AIM:
Starting with the line that holds "Type out the text in this image.", repeat each line through the last one below, exactly. Pictures stay out.

GIVEN RECORDS:
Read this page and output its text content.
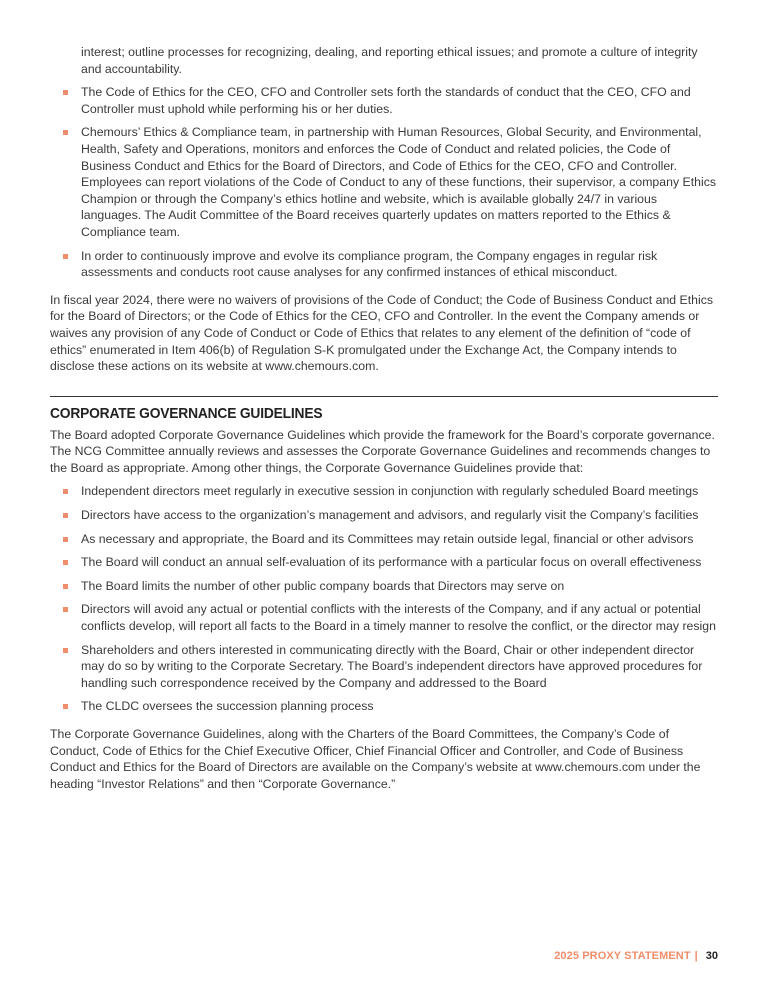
interest; outline processes for recognizing, dealing, and reporting ethical issues; and promote a culture of integrity and accountability.

The Code of Ethics for the CEO, CFO and Controller sets forth the standards of conduct that the CEO, CFO and Controller must uphold while performing his or her duties.
Chemours’ Ethics & Compliance team, in partnership with Human Resources, Global Security, and Environmental, Health, Safety and Operations, monitors and enforces the Code of Conduct and related policies, the Code of Business Conduct and Ethics for the Board of Directors, and Code of Ethics for the CEO, CFO and Controller. Employees can report violations of the Code of Conduct to any of these functions, their supervisor, a company Ethics Champion or through the Company’s ethics hotline and website, which is available globally 24/7 in various languages. The Audit Committee of the Board receives quarterly updates on matters reported to the Ethics & Compliance team.
In order to continuously improve and evolve its compliance program, the Company engages in regular risk assessments and conducts root cause analyses for any confirmed instances of ethical misconduct.

In fiscal year 2024, there were no waivers of provisions of the Code of Conduct; the Code of Business Conduct and Ethics for the Board of Directors; or the Code of Ethics for the CEO, CFO and Controller. In the event the Company amends or waives any provision of any Code of Conduct or Code of Ethics that relates to any element of the definition of “code of ethics” enumerated in Item 406(b) of Regulation S-K promulgated under the Exchange Act, the Company intends to disclose these actions on its website at www.chemours.com.

CORPORATE GOVERNANCE GUIDELINES

The Board adopted Corporate Governance Guidelines which provide the framework for the Board’s corporate governance. The NCG Committee annually reviews and assesses the Corporate Governance Guidelines and recommends changes to the Board as appropriate. Among other things, the Corporate Governance Guidelines provide that:

Independent directors meet regularly in executive session in conjunction with regularly scheduled Board meetings
Directors have access to the organization’s management and advisors, and regularly visit the Company’s facilities
As necessary and appropriate, the Board and its Committees may retain outside legal, financial or other advisors
The Board will conduct an annual self-evaluation of its performance with a particular focus on overall effectiveness
The Board limits the number of other public company boards that Directors may serve on
Directors will avoid any actual or potential conflicts with the interests of the Company, and if any actual or potential conflicts develop, will report all facts to the Board in a timely manner to resolve the conflict, or the director may resign
Shareholders and others interested in communicating directly with the Board, Chair or other independent director may do so by writing to the Corporate Secretary. The Board’s independent directors have approved procedures for handling such correspondence received by the Company and addressed to the Board
The CLDC oversees the succession planning process

The Corporate Governance Guidelines, along with the Charters of the Board Committees, the Company’s Code of Conduct, Code of Ethics for the Chief Executive Officer, Chief Financial Officer and Controller, and Code of Business Conduct and Ethics for the Board of Directors are available on the Company’s website at www.chemours.com under the heading “Investor Relations” and then “Corporate Governance.”

2025 PROXY STATEMENT | 30
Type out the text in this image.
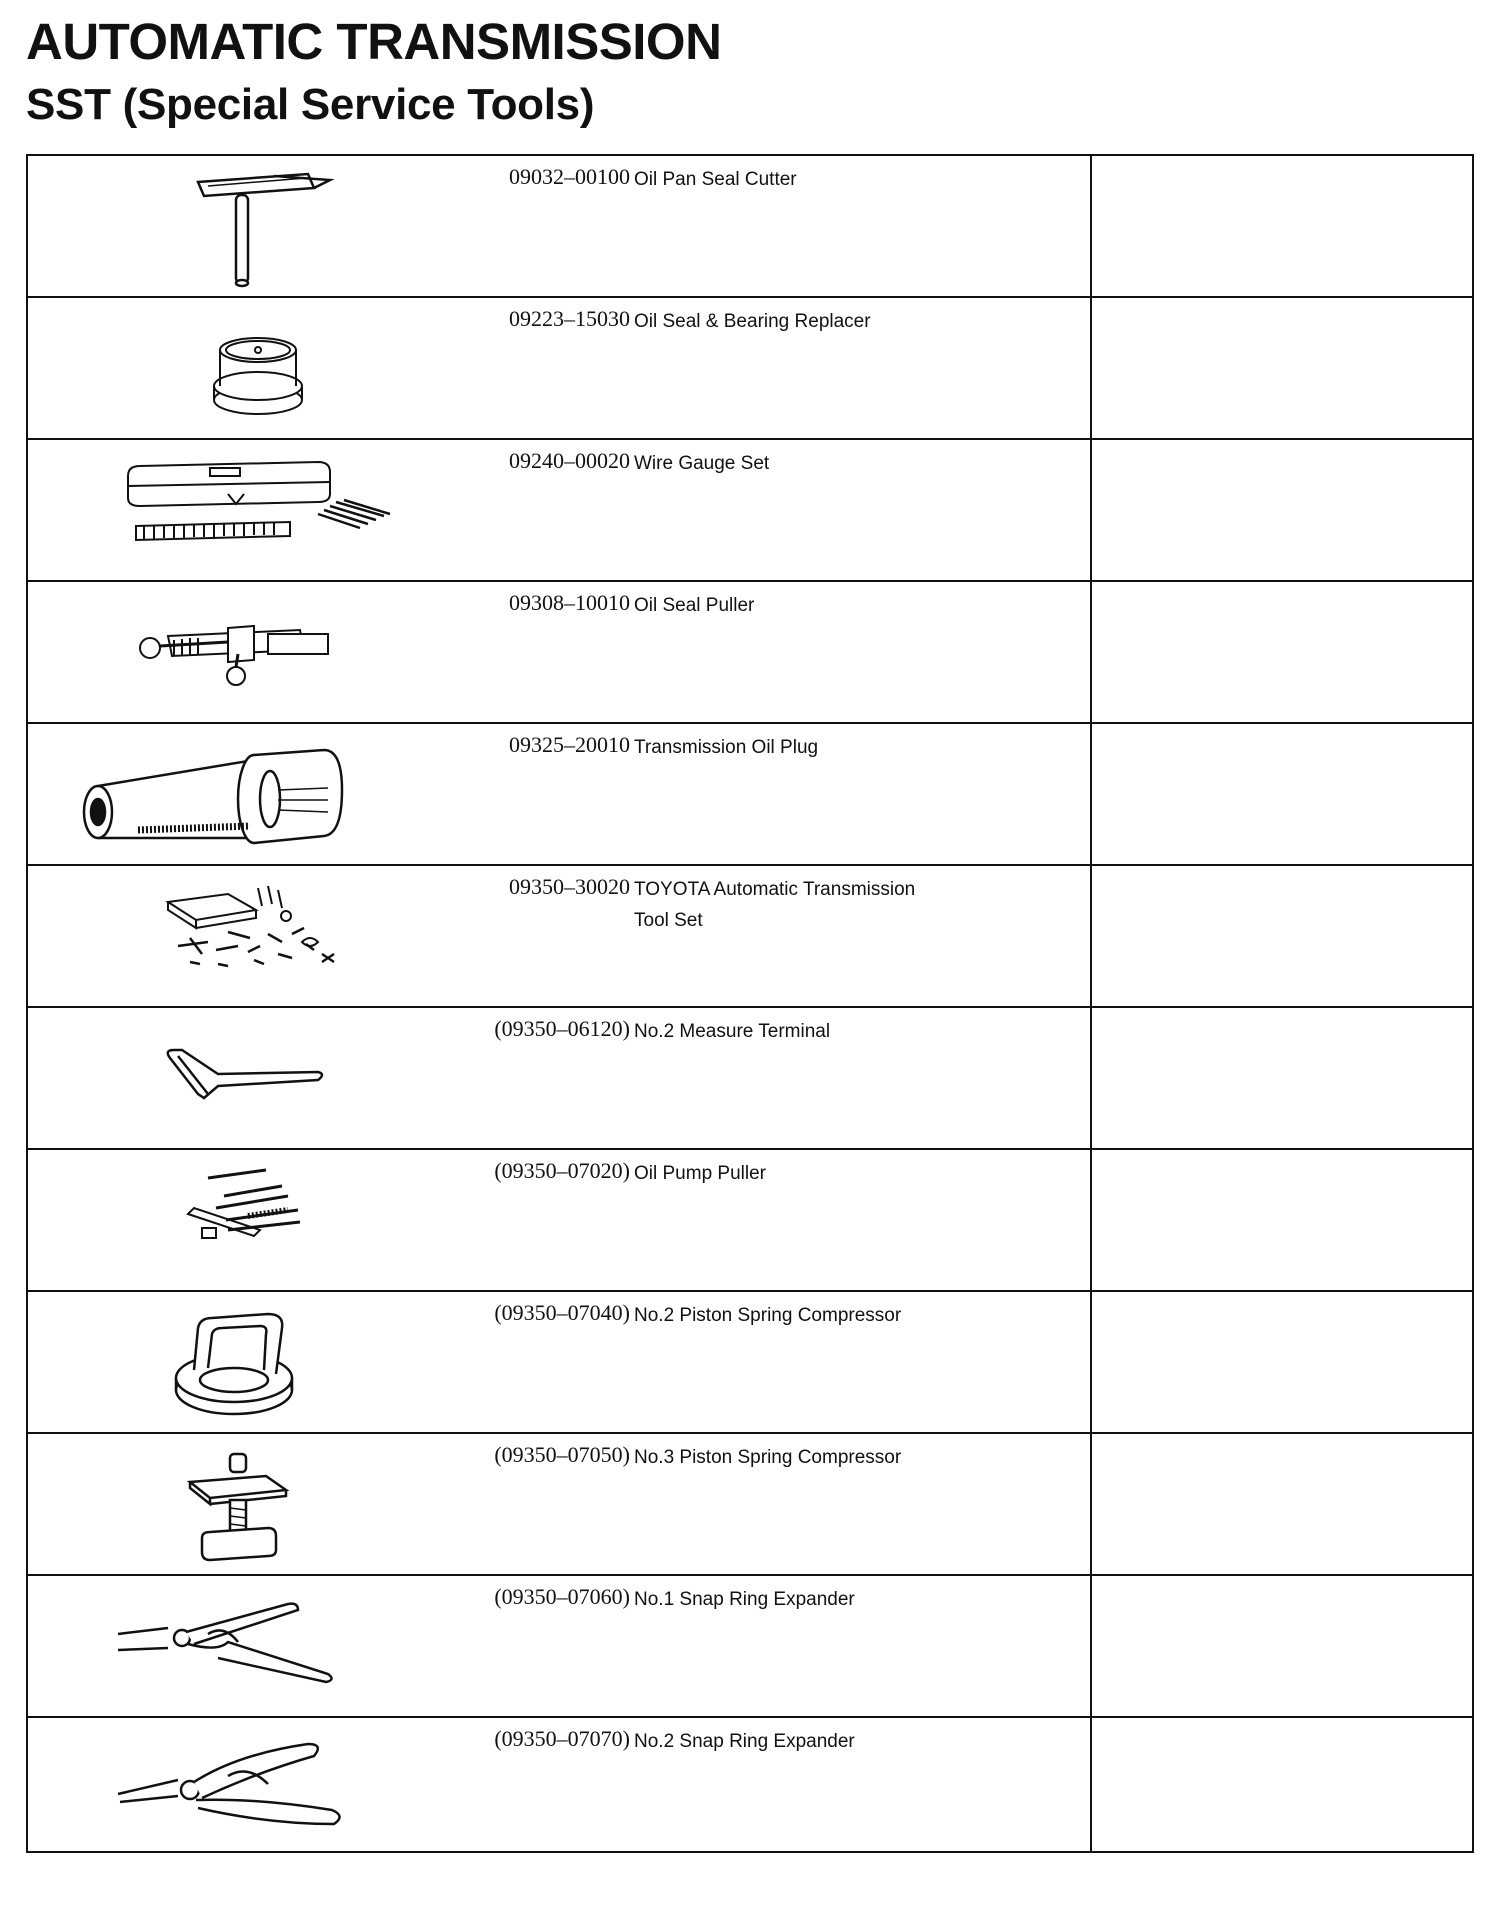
AUTOMATIC TRANSMISSION
SST (Special Service Tools)
09032–00100 Oil Pan Seal Cutter
09223–15030 Oil Seal & Bearing Replacer
09240–00020 Wire Gauge Set
09308–10010 Oil Seal Puller
09325–20010 Transmission Oil Plug
09350–30020 TOYOTA Automatic Transmission
Tool Set
(09350–06120) No.2 Measure Terminal
(09350–07020) Oil Pump Puller
(09350–07040) No.2 Piston Spring Compressor
(09350–07050) No.3 Piston Spring Compressor
(09350–07060) No.1 Snap Ring Expander
(09350–07070) No.2 Snap Ring Expander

RIGHT ANSWER:
Type out the text in this image.
AUTOMATIC TRANSMISSION
SST (Special Service Tools)
09032–00100 Oil Pan Seal Cutter
09223–15030 Oil Seal & Bearing Replacer
09240–00020 Wire Gauge Set
09308–10010 Oil Seal Puller
09325–20010 Transmission Oil Plug
09350–30020 TOYOTA Automatic Transmission
Tool Set
(09350–06120) No.2 Measure Terminal
(09350–07020) Oil Pump Puller
(09350–07040) No.2 Piston Spring Compressor
(09350–07050) No.3 Piston Spring Compressor
(09350–07060) No.1 Snap Ring Expander
(09350–07070) No.2 Snap Ring Expander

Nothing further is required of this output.